» EXERCISE AIM: Copy out all the entries word for word.

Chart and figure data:

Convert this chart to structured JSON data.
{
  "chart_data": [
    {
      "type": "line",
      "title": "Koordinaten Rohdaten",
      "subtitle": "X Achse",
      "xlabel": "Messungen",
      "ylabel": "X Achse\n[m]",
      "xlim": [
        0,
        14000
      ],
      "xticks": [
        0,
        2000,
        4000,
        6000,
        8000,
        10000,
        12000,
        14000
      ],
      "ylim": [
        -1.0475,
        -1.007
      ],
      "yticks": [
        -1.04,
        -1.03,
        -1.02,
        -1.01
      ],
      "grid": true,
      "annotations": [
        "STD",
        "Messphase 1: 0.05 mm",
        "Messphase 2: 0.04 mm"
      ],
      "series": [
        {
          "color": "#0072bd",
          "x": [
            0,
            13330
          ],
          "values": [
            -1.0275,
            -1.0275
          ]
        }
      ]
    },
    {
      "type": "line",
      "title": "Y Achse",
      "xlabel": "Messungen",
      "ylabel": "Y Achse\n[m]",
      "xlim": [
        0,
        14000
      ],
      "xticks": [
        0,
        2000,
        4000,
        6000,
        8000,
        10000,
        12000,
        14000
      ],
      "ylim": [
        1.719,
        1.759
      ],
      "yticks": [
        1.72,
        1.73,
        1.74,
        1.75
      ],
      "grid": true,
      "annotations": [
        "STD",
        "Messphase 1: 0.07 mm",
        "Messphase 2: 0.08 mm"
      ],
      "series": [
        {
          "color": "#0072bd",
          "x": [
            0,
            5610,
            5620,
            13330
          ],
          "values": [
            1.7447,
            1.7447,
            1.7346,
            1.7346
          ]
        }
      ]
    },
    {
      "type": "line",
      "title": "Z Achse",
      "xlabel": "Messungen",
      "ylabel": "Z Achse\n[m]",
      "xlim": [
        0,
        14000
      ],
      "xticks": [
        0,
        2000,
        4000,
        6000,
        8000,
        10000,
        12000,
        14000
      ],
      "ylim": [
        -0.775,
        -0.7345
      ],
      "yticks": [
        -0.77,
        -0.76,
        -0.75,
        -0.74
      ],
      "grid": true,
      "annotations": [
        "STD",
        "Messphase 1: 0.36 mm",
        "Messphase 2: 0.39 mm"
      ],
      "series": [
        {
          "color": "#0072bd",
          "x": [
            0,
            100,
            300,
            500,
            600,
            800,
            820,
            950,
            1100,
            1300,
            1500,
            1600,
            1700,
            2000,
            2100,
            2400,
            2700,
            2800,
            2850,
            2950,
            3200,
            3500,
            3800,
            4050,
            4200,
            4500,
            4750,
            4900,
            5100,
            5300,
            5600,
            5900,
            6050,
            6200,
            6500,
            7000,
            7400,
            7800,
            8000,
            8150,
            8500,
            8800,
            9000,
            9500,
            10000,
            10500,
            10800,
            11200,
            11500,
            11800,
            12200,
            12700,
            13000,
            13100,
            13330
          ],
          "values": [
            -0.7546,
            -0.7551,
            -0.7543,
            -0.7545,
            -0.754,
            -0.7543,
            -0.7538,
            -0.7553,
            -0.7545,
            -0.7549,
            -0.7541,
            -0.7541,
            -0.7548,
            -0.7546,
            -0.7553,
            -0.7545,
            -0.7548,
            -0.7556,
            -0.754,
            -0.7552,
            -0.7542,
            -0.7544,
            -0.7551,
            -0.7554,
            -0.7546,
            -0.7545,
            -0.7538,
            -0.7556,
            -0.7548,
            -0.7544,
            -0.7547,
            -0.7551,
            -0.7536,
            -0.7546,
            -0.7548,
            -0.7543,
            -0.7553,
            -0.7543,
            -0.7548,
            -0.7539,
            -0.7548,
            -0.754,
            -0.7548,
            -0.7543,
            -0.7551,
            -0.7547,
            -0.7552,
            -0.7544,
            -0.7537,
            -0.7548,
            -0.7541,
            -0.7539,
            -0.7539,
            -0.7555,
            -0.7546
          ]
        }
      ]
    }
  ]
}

» THE RESULT:
Convert this chart to structured JSON data.
{
  "chart_data": [
    {
      "type": "line",
      "title": "Koordinaten Rohdaten",
      "subtitle": "X Achse",
      "xlabel": "Messungen",
      "ylabel": "X Achse\n[m]",
      "xlim": [
        0,
        14000
      ],
      "xticks": [
        0,
        2000,
        4000,
        6000,
        8000,
        10000,
        12000,
        14000
      ],
      "ylim": [
        -1.0475,
        -1.007
      ],
      "yticks": [
        -1.04,
        -1.03,
        -1.02,
        -1.01
      ],
      "grid": true,
      "annotations": [
        "STD",
        "Messphase 1: 0.05 mm",
        "Messphase 2: 0.04 mm"
      ],
      "series": [
        {
          "color": "#0072bd",
          "x": [
            0,
            13330
          ],
          "values": [
            -1.0275,
            -1.0275
          ]
        }
      ]
    },
    {
      "type": "line",
      "title": "Y Achse",
      "xlabel": "Messungen",
      "ylabel": "Y Achse\n[m]",
      "xlim": [
        0,
        14000
      ],
      "xticks": [
        0,
        2000,
        4000,
        6000,
        8000,
        10000,
        12000,
        14000
      ],
      "ylim": [
        1.719,
        1.759
      ],
      "yticks": [
        1.72,
        1.73,
        1.74,
        1.75
      ],
      "grid": true,
      "annotations": [
        "STD",
        "Messphase 1: 0.07 mm",
        "Messphase 2: 0.08 mm"
      ],
      "series": [
        {
          "color": "#0072bd",
          "x": [
            0,
            5610,
            5620,
            13330
          ],
          "values": [
            1.7447,
            1.7447,
            1.7346,
            1.7346
          ]
        }
      ]
    },
    {
      "type": "line",
      "title": "Z Achse",
      "xlabel": "Messungen",
      "ylabel": "Z Achse\n[m]",
      "xlim": [
        0,
        14000
      ],
      "xticks": [
        0,
        2000,
        4000,
        6000,
        8000,
        10000,
        12000,
        14000
      ],
      "ylim": [
        -0.775,
        -0.7345
      ],
      "yticks": [
        -0.77,
        -0.76,
        -0.75,
        -0.74
      ],
      "grid": true,
      "annotations": [
        "STD",
        "Messphase 1: 0.36 mm",
        "Messphase 2: 0.39 mm"
      ],
      "series": [
        {
          "color": "#0072bd",
          "x": [
            0,
            100,
            300,
            500,
            600,
            800,
            820,
            950,
            1100,
            1300,
            1500,
            1600,
            1700,
            2000,
            2100,
            2400,
            2700,
            2800,
            2850,
            2950,
            3200,
            3500,
            3800,
            4050,
            4200,
            4500,
            4750,
            4900,
            5100,
            5300,
            5600,
            5900,
            6050,
            6200,
            6500,
            7000,
            7400,
            7800,
            8000,
            8150,
            8500,
            8800,
            9000,
            9500,
            10000,
            10500,
            10800,
            11200,
            11500,
            11800,
            12200,
            12700,
            13000,
            13100,
            13330
          ],
          "values": [
            -0.7546,
            -0.7551,
            -0.7543,
            -0.7545,
            -0.754,
            -0.7543,
            -0.7538,
            -0.7553,
            -0.7545,
            -0.7549,
            -0.7541,
            -0.7541,
            -0.7548,
            -0.7546,
            -0.7553,
            -0.7545,
            -0.7548,
            -0.7556,
            -0.754,
            -0.7552,
            -0.7542,
            -0.7544,
            -0.7551,
            -0.7554,
            -0.7546,
            -0.7545,
            -0.7538,
            -0.7556,
            -0.7548,
            -0.7544,
            -0.7547,
            -0.7551,
            -0.7536,
            -0.7546,
            -0.7548,
            -0.7543,
            -0.7553,
            -0.7543,
            -0.7548,
            -0.7539,
            -0.7548,
            -0.754,
            -0.7548,
            -0.7543,
            -0.7551,
            -0.7547,
            -0.7552,
            -0.7544,
            -0.7537,
            -0.7548,
            -0.7541,
            -0.7539,
            -0.7539,
            -0.7555,
            -0.7546
          ]
        }
      ]
    }
  ]
}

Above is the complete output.